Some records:
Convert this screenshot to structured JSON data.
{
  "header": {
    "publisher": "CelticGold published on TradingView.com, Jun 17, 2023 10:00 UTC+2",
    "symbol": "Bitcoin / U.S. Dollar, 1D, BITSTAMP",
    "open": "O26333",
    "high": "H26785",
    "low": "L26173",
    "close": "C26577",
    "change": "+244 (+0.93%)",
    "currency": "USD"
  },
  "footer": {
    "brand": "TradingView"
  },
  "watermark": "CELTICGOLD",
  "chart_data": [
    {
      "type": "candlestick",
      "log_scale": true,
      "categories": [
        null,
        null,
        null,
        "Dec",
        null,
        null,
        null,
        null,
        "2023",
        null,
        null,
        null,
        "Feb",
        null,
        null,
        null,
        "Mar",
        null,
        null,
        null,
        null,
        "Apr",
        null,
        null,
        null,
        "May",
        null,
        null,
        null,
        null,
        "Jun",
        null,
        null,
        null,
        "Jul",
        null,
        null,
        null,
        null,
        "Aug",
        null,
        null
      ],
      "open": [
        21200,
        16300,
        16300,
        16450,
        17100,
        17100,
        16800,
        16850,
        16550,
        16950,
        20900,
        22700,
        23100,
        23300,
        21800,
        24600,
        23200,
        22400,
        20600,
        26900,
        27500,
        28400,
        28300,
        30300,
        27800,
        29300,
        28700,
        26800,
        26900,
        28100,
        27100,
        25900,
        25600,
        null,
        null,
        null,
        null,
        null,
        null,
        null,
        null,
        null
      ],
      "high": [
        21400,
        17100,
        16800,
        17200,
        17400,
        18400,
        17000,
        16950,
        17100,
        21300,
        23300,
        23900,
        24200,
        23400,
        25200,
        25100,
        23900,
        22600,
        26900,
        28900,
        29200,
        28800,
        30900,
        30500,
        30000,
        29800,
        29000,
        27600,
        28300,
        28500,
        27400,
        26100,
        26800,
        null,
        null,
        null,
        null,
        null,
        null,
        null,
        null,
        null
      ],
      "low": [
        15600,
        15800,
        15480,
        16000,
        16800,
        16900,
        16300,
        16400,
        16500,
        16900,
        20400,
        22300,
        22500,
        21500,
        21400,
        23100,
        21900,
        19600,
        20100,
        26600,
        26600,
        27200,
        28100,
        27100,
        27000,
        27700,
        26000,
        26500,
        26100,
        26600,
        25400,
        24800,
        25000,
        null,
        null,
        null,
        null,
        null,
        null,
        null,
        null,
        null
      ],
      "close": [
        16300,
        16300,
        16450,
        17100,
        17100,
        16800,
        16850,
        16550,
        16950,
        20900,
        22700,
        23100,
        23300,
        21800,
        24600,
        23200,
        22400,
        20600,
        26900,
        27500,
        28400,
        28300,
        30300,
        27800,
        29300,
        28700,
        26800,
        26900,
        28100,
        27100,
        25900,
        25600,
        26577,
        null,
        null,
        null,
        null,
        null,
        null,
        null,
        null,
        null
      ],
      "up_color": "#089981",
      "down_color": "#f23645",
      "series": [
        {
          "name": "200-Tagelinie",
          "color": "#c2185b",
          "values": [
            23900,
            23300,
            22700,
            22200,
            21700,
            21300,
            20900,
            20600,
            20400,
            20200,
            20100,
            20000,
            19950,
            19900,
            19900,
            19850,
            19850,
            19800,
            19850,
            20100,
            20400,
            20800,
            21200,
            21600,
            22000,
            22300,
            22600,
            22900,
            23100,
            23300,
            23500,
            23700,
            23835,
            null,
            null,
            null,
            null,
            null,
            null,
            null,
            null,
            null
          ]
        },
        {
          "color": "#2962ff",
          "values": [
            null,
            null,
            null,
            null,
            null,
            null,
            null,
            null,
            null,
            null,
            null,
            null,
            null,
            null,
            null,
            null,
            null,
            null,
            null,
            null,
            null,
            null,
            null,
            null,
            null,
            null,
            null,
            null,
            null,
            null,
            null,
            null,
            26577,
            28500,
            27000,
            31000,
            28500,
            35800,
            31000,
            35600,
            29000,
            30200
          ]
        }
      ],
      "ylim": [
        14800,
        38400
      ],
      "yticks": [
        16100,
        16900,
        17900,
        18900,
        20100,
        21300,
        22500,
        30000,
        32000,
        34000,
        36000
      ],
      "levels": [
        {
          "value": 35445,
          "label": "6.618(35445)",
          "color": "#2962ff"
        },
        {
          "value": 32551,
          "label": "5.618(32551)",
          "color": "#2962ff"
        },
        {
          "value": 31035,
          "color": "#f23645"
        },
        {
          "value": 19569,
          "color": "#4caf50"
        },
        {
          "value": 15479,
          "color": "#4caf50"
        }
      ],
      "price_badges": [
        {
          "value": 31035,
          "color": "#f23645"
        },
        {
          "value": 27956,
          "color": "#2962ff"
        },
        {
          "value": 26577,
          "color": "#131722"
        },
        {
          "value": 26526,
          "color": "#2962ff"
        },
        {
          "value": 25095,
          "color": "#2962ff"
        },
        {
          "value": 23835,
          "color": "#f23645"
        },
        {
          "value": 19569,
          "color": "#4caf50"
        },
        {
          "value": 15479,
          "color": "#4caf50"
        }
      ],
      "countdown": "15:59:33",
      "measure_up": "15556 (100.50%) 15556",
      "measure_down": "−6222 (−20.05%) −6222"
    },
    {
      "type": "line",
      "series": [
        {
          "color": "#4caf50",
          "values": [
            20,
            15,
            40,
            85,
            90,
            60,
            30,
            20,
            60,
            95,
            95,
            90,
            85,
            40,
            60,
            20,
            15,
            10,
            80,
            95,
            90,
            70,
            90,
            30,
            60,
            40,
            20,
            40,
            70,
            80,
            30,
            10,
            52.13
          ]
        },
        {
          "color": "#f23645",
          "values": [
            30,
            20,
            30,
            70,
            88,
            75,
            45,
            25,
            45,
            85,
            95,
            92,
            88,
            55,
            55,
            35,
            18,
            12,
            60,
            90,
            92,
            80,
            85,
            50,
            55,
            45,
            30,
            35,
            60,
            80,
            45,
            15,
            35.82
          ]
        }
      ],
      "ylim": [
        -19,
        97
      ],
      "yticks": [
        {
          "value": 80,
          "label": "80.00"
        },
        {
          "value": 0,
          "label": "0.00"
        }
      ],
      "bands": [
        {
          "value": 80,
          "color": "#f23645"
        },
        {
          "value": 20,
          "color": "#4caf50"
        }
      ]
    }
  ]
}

• Problem to work on: Report only the number of lines in the data above that contain "label".

• Exercise response: 4